Count how many lines contain the word "text". Respond with the number alone.

(Data extracted from a collection)
——————
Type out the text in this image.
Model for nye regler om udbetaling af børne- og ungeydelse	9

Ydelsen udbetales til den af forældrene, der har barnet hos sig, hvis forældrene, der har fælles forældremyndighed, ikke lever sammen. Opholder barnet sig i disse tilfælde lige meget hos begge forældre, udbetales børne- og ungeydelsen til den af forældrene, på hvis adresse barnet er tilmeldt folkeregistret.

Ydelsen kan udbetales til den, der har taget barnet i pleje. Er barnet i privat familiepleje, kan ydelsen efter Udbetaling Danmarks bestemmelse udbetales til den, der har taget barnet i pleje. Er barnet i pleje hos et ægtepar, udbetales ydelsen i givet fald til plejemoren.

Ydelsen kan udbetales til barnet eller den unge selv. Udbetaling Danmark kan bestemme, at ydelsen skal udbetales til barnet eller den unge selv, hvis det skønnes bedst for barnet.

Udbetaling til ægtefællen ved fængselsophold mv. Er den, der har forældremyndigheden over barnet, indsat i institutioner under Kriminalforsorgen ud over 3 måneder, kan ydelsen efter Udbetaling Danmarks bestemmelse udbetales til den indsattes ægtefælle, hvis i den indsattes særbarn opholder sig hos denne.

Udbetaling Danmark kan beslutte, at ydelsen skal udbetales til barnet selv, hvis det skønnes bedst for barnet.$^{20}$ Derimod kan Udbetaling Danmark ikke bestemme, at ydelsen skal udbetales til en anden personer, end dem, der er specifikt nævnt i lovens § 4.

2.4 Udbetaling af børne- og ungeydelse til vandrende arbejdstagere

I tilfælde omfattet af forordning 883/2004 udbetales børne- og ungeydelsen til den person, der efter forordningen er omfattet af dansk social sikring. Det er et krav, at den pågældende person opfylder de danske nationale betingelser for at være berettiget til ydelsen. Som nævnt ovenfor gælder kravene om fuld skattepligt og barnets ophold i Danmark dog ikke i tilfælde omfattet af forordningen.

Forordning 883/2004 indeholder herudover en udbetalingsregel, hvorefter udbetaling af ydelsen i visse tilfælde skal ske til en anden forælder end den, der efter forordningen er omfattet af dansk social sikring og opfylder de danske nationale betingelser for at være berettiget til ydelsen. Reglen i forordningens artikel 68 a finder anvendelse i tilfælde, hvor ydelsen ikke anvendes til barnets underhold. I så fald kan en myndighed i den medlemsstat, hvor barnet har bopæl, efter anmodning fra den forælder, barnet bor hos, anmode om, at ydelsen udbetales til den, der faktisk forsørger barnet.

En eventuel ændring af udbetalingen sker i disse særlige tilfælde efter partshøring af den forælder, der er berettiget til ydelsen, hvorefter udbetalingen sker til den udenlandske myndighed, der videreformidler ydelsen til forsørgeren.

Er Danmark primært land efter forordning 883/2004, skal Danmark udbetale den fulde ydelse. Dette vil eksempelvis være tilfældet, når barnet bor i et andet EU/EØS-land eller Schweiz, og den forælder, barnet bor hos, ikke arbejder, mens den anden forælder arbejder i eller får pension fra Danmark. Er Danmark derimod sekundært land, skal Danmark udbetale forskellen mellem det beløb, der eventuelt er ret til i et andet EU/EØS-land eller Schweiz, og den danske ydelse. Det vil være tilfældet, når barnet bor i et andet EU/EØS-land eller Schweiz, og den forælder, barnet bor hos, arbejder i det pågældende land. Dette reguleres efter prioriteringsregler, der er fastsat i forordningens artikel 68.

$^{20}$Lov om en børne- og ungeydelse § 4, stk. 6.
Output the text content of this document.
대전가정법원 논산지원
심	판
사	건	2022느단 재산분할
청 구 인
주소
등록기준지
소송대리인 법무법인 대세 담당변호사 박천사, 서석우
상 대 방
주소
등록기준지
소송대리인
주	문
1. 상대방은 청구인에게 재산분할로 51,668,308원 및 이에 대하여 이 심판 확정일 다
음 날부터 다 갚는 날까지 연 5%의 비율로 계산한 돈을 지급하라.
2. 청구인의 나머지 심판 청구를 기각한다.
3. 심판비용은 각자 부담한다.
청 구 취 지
——————
■ **SOLUTION BELOW**:
2